-- START --

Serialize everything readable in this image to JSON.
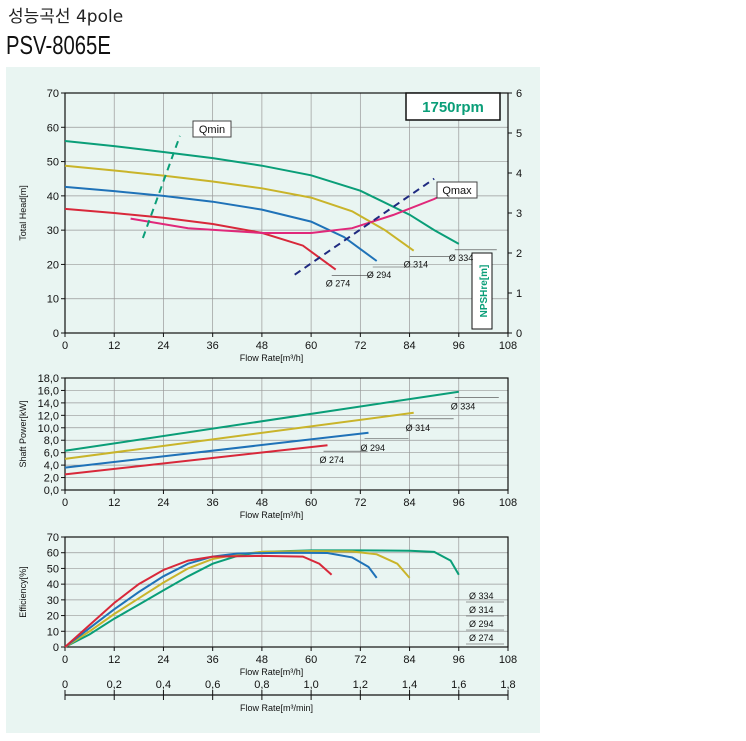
{
  "header": {
    "subtitle": "성능곡선 4pole",
    "model": "PSV-8065E"
  },
  "colors": {
    "d334": "#0a9e78",
    "d314": "#c9b42a",
    "d294": "#1f72b8",
    "d274": "#d8283a",
    "npsh": "#e0287a",
    "qline": "#1f2a80",
    "axis": "#111111",
    "speedText": "#0a9e78"
  },
  "chart_data": [
    {
      "type": "line",
      "xlabel": "Flow Rate[m³/h]",
      "ylabel": "Total Head[m]",
      "y2label": "NPSHre[m]",
      "xlim": [
        0,
        108
      ],
      "ylim": [
        0,
        70
      ],
      "y2lim": [
        0,
        6
      ],
      "xticks": [
        "0",
        "12",
        "24",
        "36",
        "48",
        "60",
        "72",
        "84",
        "96",
        "108"
      ],
      "yticks": [
        "0",
        "10",
        "20",
        "30",
        "40",
        "50",
        "60",
        "70"
      ],
      "y2ticks": [
        "0",
        "1",
        "2",
        "3",
        "4",
        "5",
        "6"
      ],
      "speed_label": "1750rpm",
      "series": [
        {
          "name": "Ø 334",
          "color": "d334",
          "points": [
            [
              0,
              56
            ],
            [
              12,
              54.5
            ],
            [
              24,
              52.8
            ],
            [
              36,
              51
            ],
            [
              48,
              48.8
            ],
            [
              60,
              46
            ],
            [
              72,
              41.5
            ],
            [
              84,
              34.5
            ],
            [
              90,
              30
            ],
            [
              96,
              26
            ]
          ]
        },
        {
          "name": "Ø 314",
          "color": "d314",
          "points": [
            [
              0,
              48.8
            ],
            [
              12,
              47.4
            ],
            [
              24,
              45.9
            ],
            [
              36,
              44.2
            ],
            [
              48,
              42.2
            ],
            [
              60,
              39.5
            ],
            [
              70,
              35.5
            ],
            [
              78,
              30
            ],
            [
              85,
              24
            ]
          ]
        },
        {
          "name": "Ø 294",
          "color": "d294",
          "points": [
            [
              0,
              42.6
            ],
            [
              12,
              41.4
            ],
            [
              24,
              40
            ],
            [
              36,
              38.3
            ],
            [
              48,
              36
            ],
            [
              60,
              32.5
            ],
            [
              68,
              28
            ],
            [
              76,
              21
            ]
          ]
        },
        {
          "name": "Ø 274",
          "color": "d274",
          "points": [
            [
              0,
              36.2
            ],
            [
              12,
              35
            ],
            [
              24,
              33.6
            ],
            [
              36,
              31.8
            ],
            [
              48,
              29.2
            ],
            [
              58,
              25.5
            ],
            [
              66,
              18.5
            ]
          ]
        },
        {
          "name": "NPSHre",
          "color": "npsh",
          "axis": "y2",
          "points": [
            [
              16,
              2.86
            ],
            [
              30,
              2.62
            ],
            [
              48,
              2.5
            ],
            [
              60,
              2.5
            ],
            [
              70,
              2.62
            ],
            [
              80,
              2.95
            ],
            [
              90,
              3.35
            ],
            [
              93,
              3.5
            ]
          ]
        }
      ],
      "q_lines": [
        {
          "name": "Qmin",
          "points": [
            [
              19,
              27.7
            ],
            [
              28,
              57.5
            ]
          ]
        },
        {
          "name": "Qmax",
          "points": [
            [
              56,
              17
            ],
            [
              90,
              45
            ]
          ]
        }
      ]
    },
    {
      "type": "line",
      "xlabel": "Flow Rate[m³/h]",
      "ylabel": "Shaft Power[kW]",
      "xlim": [
        0,
        108
      ],
      "ylim": [
        0,
        18
      ],
      "xticks": [
        "0",
        "12",
        "24",
        "36",
        "48",
        "60",
        "72",
        "84",
        "96",
        "108"
      ],
      "yticks": [
        "0,0",
        "2,0",
        "4,0",
        "6,0",
        "8,0",
        "10,0",
        "12,0",
        "14,0",
        "16,0",
        "18,0"
      ],
      "series": [
        {
          "name": "Ø 334",
          "color": "d334",
          "points": [
            [
              0,
              6.3
            ],
            [
              96,
              15.8
            ]
          ]
        },
        {
          "name": "Ø 314",
          "color": "d314",
          "points": [
            [
              0,
              5.0
            ],
            [
              85,
              12.4
            ]
          ]
        },
        {
          "name": "Ø 294",
          "color": "d294",
          "points": [
            [
              0,
              3.6
            ],
            [
              74,
              9.2
            ]
          ]
        },
        {
          "name": "Ø 274",
          "color": "d274",
          "points": [
            [
              0,
              2.5
            ],
            [
              64,
              7.2
            ]
          ]
        }
      ]
    },
    {
      "type": "line",
      "xlabel": "Flow Rate[m³/h]",
      "ylabel": "Efficiency[%]",
      "xlim": [
        0,
        108
      ],
      "ylim": [
        0,
        70
      ],
      "xticks": [
        "0",
        "12",
        "24",
        "36",
        "48",
        "60",
        "72",
        "84",
        "96",
        "108"
      ],
      "yticks": [
        "0",
        "10",
        "20",
        "30",
        "40",
        "50",
        "60",
        "70"
      ],
      "x2label": "Flow Rate[m³/min]",
      "x2lim": [
        0,
        1.8
      ],
      "x2ticks": [
        "0",
        "0,2",
        "0,4",
        "0,6",
        "0,8",
        "1,0",
        "1,2",
        "1,4",
        "1,6",
        "1,8"
      ],
      "series": [
        {
          "name": "Ø 334",
          "color": "d334",
          "points": [
            [
              0,
              0
            ],
            [
              6,
              8
            ],
            [
              12,
              18
            ],
            [
              18,
              27
            ],
            [
              24,
              36
            ],
            [
              30,
              45
            ],
            [
              36,
              53
            ],
            [
              42,
              58
            ],
            [
              48,
              60.5
            ],
            [
              60,
              61.5
            ],
            [
              72,
              61.5
            ],
            [
              84,
              61.3
            ],
            [
              90,
              60.5
            ],
            [
              94,
              55
            ],
            [
              96,
              46
            ]
          ]
        },
        {
          "name": "Ø 314",
          "color": "d314",
          "points": [
            [
              0,
              0
            ],
            [
              6,
              10
            ],
            [
              12,
              21
            ],
            [
              18,
              31
            ],
            [
              24,
              41
            ],
            [
              30,
              50
            ],
            [
              36,
              56
            ],
            [
              42,
              59
            ],
            [
              48,
              60.5
            ],
            [
              60,
              61
            ],
            [
              70,
              60.8
            ],
            [
              76,
              59
            ],
            [
              81,
              53
            ],
            [
              84,
              44
            ]
          ]
        },
        {
          "name": "Ø 294",
          "color": "d294",
          "points": [
            [
              0,
              0
            ],
            [
              6,
              12
            ],
            [
              12,
              24
            ],
            [
              18,
              35
            ],
            [
              24,
              45
            ],
            [
              30,
              53
            ],
            [
              36,
              57.5
            ],
            [
              42,
              59.5
            ],
            [
              54,
              60
            ],
            [
              64,
              59.8
            ],
            [
              70,
              57
            ],
            [
              74,
              51
            ],
            [
              76,
              44
            ]
          ]
        },
        {
          "name": "Ø 274",
          "color": "d274",
          "points": [
            [
              0,
              0
            ],
            [
              6,
              14
            ],
            [
              12,
              28
            ],
            [
              18,
              40
            ],
            [
              24,
              49
            ],
            [
              30,
              55
            ],
            [
              36,
              57.5
            ],
            [
              48,
              58
            ],
            [
              58,
              57.5
            ],
            [
              62,
              53
            ],
            [
              65,
              46
            ]
          ]
        }
      ],
      "legend": [
        "Ø 334",
        "Ø 314",
        "Ø 294",
        "Ø 274"
      ]
    }
  ]
}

-- END --

**Exercise goal**.
Without the pictures, retype the whole of the material above exactly.

**Complete response**.
Serialize everything readable in this image to JSON.
{
  "header": {
    "subtitle": "성능곡선 4pole",
    "model": "PSV-8065E"
  },
  "colors": {
    "d334": "#0a9e78",
    "d314": "#c9b42a",
    "d294": "#1f72b8",
    "d274": "#d8283a",
    "npsh": "#e0287a",
    "qline": "#1f2a80",
    "axis": "#111111",
    "speedText": "#0a9e78"
  },
  "chart_data": [
    {
      "type": "line",
      "xlabel": "Flow Rate[m³/h]",
      "ylabel": "Total Head[m]",
      "y2label": "NPSHre[m]",
      "xlim": [
        0,
        108
      ],
      "ylim": [
        0,
        70
      ],
      "y2lim": [
        0,
        6
      ],
      "xticks": [
        "0",
        "12",
        "24",
        "36",
        "48",
        "60",
        "72",
        "84",
        "96",
        "108"
      ],
      "yticks": [
        "0",
        "10",
        "20",
        "30",
        "40",
        "50",
        "60",
        "70"
      ],
      "y2ticks": [
        "0",
        "1",
        "2",
        "3",
        "4",
        "5",
        "6"
      ],
      "speed_label": "1750rpm",
      "series": [
        {
          "name": "Ø 334",
          "color": "d334",
          "points": [
            [
              0,
              56
            ],
            [
              12,
              54.5
            ],
            [
              24,
              52.8
            ],
            [
              36,
              51
            ],
            [
              48,
              48.8
            ],
            [
              60,
              46
            ],
            [
              72,
              41.5
            ],
            [
              84,
              34.5
            ],
            [
              90,
              30
            ],
            [
              96,
              26
            ]
          ]
        },
        {
          "name": "Ø 314",
          "color": "d314",
          "points": [
            [
              0,
              48.8
            ],
            [
              12,
              47.4
            ],
            [
              24,
              45.9
            ],
            [
              36,
              44.2
            ],
            [
              48,
              42.2
            ],
            [
              60,
              39.5
            ],
            [
              70,
              35.5
            ],
            [
              78,
              30
            ],
            [
              85,
              24
            ]
          ]
        },
        {
          "name": "Ø 294",
          "color": "d294",
          "points": [
            [
              0,
              42.6
            ],
            [
              12,
              41.4
            ],
            [
              24,
              40
            ],
            [
              36,
              38.3
            ],
            [
              48,
              36
            ],
            [
              60,
              32.5
            ],
            [
              68,
              28
            ],
            [
              76,
              21
            ]
          ]
        },
        {
          "name": "Ø 274",
          "color": "d274",
          "points": [
            [
              0,
              36.2
            ],
            [
              12,
              35
            ],
            [
              24,
              33.6
            ],
            [
              36,
              31.8
            ],
            [
              48,
              29.2
            ],
            [
              58,
              25.5
            ],
            [
              66,
              18.5
            ]
          ]
        },
        {
          "name": "NPSHre",
          "color": "npsh",
          "axis": "y2",
          "points": [
            [
              16,
              2.86
            ],
            [
              30,
              2.62
            ],
            [
              48,
              2.5
            ],
            [
              60,
              2.5
            ],
            [
              70,
              2.62
            ],
            [
              80,
              2.95
            ],
            [
              90,
              3.35
            ],
            [
              93,
              3.5
            ]
          ]
        }
      ],
      "q_lines": [
        {
          "name": "Qmin",
          "points": [
            [
              19,
              27.7
            ],
            [
              28,
              57.5
            ]
          ]
        },
        {
          "name": "Qmax",
          "points": [
            [
              56,
              17
            ],
            [
              90,
              45
            ]
          ]
        }
      ]
    },
    {
      "type": "line",
      "xlabel": "Flow Rate[m³/h]",
      "ylabel": "Shaft Power[kW]",
      "xlim": [
        0,
        108
      ],
      "ylim": [
        0,
        18
      ],
      "xticks": [
        "0",
        "12",
        "24",
        "36",
        "48",
        "60",
        "72",
        "84",
        "96",
        "108"
      ],
      "yticks": [
        "0,0",
        "2,0",
        "4,0",
        "6,0",
        "8,0",
        "10,0",
        "12,0",
        "14,0",
        "16,0",
        "18,0"
      ],
      "series": [
        {
          "name": "Ø 334",
          "color": "d334",
          "points": [
            [
              0,
              6.3
            ],
            [
              96,
              15.8
            ]
          ]
        },
        {
          "name": "Ø 314",
          "color": "d314",
          "points": [
            [
              0,
              5.0
            ],
            [
              85,
              12.4
            ]
          ]
        },
        {
          "name": "Ø 294",
          "color": "d294",
          "points": [
            [
              0,
              3.6
            ],
            [
              74,
              9.2
            ]
          ]
        },
        {
          "name": "Ø 274",
          "color": "d274",
          "points": [
            [
              0,
              2.5
            ],
            [
              64,
              7.2
            ]
          ]
        }
      ]
    },
    {
      "type": "line",
      "xlabel": "Flow Rate[m³/h]",
      "ylabel": "Efficiency[%]",
      "xlim": [
        0,
        108
      ],
      "ylim": [
        0,
        70
      ],
      "xticks": [
        "0",
        "12",
        "24",
        "36",
        "48",
        "60",
        "72",
        "84",
        "96",
        "108"
      ],
      "yticks": [
        "0",
        "10",
        "20",
        "30",
        "40",
        "50",
        "60",
        "70"
      ],
      "x2label": "Flow Rate[m³/min]",
      "x2lim": [
        0,
        1.8
      ],
      "x2ticks": [
        "0",
        "0,2",
        "0,4",
        "0,6",
        "0,8",
        "1,0",
        "1,2",
        "1,4",
        "1,6",
        "1,8"
      ],
      "series": [
        {
          "name": "Ø 334",
          "color": "d334",
          "points": [
            [
              0,
              0
            ],
            [
              6,
              8
            ],
            [
              12,
              18
            ],
            [
              18,
              27
            ],
            [
              24,
              36
            ],
            [
              30,
              45
            ],
            [
              36,
              53
            ],
            [
              42,
              58
            ],
            [
              48,
              60.5
            ],
            [
              60,
              61.5
            ],
            [
              72,
              61.5
            ],
            [
              84,
              61.3
            ],
            [
              90,
              60.5
            ],
            [
              94,
              55
            ],
            [
              96,
              46
            ]
          ]
        },
        {
          "name": "Ø 314",
          "color": "d314",
          "points": [
            [
              0,
              0
            ],
            [
              6,
              10
            ],
            [
              12,
              21
            ],
            [
              18,
              31
            ],
            [
              24,
              41
            ],
            [
              30,
              50
            ],
            [
              36,
              56
            ],
            [
              42,
              59
            ],
            [
              48,
              60.5
            ],
            [
              60,
              61
            ],
            [
              70,
              60.8
            ],
            [
              76,
              59
            ],
            [
              81,
              53
            ],
            [
              84,
              44
            ]
          ]
        },
        {
          "name": "Ø 294",
          "color": "d294",
          "points": [
            [
              0,
              0
            ],
            [
              6,
              12
            ],
            [
              12,
              24
            ],
            [
              18,
              35
            ],
            [
              24,
              45
            ],
            [
              30,
              53
            ],
            [
              36,
              57.5
            ],
            [
              42,
              59.5
            ],
            [
              54,
              60
            ],
            [
              64,
              59.8
            ],
            [
              70,
              57
            ],
            [
              74,
              51
            ],
            [
              76,
              44
            ]
          ]
        },
        {
          "name": "Ø 274",
          "color": "d274",
          "points": [
            [
              0,
              0
            ],
            [
              6,
              14
            ],
            [
              12,
              28
            ],
            [
              18,
              40
            ],
            [
              24,
              49
            ],
            [
              30,
              55
            ],
            [
              36,
              57.5
            ],
            [
              48,
              58
            ],
            [
              58,
              57.5
            ],
            [
              62,
              53
            ],
            [
              65,
              46
            ]
          ]
        }
      ],
      "legend": [
        "Ø 334",
        "Ø 314",
        "Ø 294",
        "Ø 274"
      ]
    }
  ]
}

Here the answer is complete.